EXTRAIT DU DOCUMENT:
========================
Le système de Malebranche n’eût pu naturellement admettre ce développement de certaines de ses vues sans se transformer entièrement. Il n’en contribue pas moins à poser, avec d’autres motifs d’inspiration et d’autres tendances que le système de Maine de Biran, le problème des rapports de la pensée rationnelle et de la conscience. Les deux systèmes peuvent là-dessus se spécifier l’un à l’égard de l’autre par la façon dont ils se comportent l’un et l’autre vis-à-vis du Cogito cartésien. Descartes faisait de l’attribution au sujet la condition la plus générale de toute connaissance, et ce n’était, pour ainsi dire, que postérieurement qu’il distinguait dans les idées celles qui ne sont que des modifications du sujet, que de simples états de conscience, et celles qui représentent des perfections ou des réalités hors du sujet, celles principalement qui se rapportent à d’immuables et éternelles natures. Or, dans sa légitime préoccupation d’expliquer avant tout la relation de notre esprit à la vérité, Malebranche a passé rapidement sur ce qu’on peut appeler le sens subjectif du Cogito ; ou plutôt il n’en a guère dévoilé le sens subjectif que pour l’entendre négativement et pour définir par opposition, dans toute sa rigueur et dans tout son sens, le problème de l’objectivité de la connaissance : peut-être, parmi les rationalistes modernes, est-il celui qui avant Kant a compris dans les

  1. Notes sur Malebranche, Rev. de Mét. et de Mor., 1906, p. 462.
========================
MATÉRIEL:
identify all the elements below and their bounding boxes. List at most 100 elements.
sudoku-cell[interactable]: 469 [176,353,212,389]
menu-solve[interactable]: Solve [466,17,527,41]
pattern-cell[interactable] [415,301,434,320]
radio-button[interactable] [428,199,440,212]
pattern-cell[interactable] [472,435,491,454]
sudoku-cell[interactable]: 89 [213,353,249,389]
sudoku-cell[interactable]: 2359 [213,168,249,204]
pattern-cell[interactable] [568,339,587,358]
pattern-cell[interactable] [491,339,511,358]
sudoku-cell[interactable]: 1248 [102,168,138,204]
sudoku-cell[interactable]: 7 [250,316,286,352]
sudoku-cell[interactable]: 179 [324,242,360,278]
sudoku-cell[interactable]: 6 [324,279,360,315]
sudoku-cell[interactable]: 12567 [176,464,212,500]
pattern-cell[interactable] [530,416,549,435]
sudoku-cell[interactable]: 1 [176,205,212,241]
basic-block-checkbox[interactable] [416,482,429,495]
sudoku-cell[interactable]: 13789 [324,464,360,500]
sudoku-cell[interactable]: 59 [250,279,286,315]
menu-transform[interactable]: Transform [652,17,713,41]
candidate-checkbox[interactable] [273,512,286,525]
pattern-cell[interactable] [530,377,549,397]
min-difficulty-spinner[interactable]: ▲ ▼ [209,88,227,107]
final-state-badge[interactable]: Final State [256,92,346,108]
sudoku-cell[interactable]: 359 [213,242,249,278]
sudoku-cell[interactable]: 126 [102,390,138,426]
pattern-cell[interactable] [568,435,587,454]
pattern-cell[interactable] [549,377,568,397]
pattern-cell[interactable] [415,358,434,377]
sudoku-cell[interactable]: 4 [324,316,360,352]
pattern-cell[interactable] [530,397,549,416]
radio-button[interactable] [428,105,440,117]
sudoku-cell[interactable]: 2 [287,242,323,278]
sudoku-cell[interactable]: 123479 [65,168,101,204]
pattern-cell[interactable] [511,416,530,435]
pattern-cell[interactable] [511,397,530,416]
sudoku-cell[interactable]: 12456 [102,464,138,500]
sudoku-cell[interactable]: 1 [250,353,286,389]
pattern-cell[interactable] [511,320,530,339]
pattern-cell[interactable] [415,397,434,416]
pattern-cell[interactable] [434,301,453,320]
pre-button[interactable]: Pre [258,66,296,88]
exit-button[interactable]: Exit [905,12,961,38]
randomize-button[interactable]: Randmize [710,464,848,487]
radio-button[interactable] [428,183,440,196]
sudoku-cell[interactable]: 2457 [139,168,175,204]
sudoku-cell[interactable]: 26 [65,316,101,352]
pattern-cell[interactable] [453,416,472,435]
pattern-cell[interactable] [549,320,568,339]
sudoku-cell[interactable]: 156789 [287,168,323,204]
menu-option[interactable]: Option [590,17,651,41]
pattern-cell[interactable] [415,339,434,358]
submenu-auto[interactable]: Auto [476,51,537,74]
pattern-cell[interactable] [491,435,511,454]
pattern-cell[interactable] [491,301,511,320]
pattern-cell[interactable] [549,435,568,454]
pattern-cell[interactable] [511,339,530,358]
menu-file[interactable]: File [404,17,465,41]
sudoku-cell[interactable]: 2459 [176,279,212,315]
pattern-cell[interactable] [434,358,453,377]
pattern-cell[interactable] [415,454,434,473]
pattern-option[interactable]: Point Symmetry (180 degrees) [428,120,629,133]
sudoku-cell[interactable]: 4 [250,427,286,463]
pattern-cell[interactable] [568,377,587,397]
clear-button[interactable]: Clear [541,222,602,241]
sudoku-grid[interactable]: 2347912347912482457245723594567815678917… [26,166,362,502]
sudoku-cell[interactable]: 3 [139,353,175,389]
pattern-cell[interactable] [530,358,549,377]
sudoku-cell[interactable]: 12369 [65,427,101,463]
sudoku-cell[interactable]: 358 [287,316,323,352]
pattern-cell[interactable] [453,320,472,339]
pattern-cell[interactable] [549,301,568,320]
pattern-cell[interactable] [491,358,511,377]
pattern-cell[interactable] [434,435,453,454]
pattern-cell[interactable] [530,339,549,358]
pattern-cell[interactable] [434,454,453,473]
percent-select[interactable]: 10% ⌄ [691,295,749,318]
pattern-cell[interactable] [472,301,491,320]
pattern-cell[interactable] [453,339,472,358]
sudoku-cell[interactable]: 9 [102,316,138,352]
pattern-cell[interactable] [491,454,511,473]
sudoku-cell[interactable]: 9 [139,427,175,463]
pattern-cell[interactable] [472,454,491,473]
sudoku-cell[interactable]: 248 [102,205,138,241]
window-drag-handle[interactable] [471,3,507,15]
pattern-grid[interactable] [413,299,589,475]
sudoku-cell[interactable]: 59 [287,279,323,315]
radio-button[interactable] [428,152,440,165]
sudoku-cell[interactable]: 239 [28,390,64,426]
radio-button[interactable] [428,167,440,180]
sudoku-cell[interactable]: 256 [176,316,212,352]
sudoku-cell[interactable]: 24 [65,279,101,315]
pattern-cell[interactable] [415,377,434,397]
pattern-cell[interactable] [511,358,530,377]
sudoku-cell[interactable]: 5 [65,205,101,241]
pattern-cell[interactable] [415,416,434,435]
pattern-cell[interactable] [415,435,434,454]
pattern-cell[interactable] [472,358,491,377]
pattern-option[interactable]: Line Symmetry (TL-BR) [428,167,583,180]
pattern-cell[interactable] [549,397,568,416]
========================
CONSIGNE:
Restituez intégralement l'extrait sur Malebranche et le Cogito cartésien, note comprise, sans y changer un seul mot.

EXERCICE TERMINÉ:
Le système de Malebranche n’eût pu naturellement admettre ce développement de certaines de ses vues sans se transformer entièrement. Il n’en contribue pas moins à poser, avec d’autres motifs d’inspiration et d’autres tendances que le système de Maine de Biran, le problème des rapports de la pensée rationnelle et de la conscience. Les deux systèmes peuvent là-dessus se spécifier l’un à l’égard de l’autre par la façon dont ils se comportent l’un et l’autre vis-à-vis du Cogito cartésien. Descartes faisait de l’attribution au sujet la condition la plus générale de toute connaissance, et ce n’était, pour ainsi dire, que postérieurement qu’il distinguait dans les idées celles qui ne sont que des modifications du sujet, que de simples états de conscience, et celles qui représentent des perfections ou des réalités hors du sujet, celles principalement qui se rapportent à d’immuables et éternelles natures. Or, dans sa légitime préoccupation d’expliquer avant tout la relation de notre esprit à la vérité, Malebranche a passé rapidement sur ce qu’on peut appeler le sens subjectif du Cogito ; ou plutôt il n’en a guère dévoilé le sens subjectif que pour l’entendre négativement et pour définir par opposition, dans toute sa rigueur et dans tout son sens, le problème de l’objectivité de la connaissance : peut-être, parmi les rationalistes modernes, est-il celui qui avant Kant a compris dans les

  1. Notes sur Malebranche, Rev. de Mét. et de Mor., 1906, p. 462.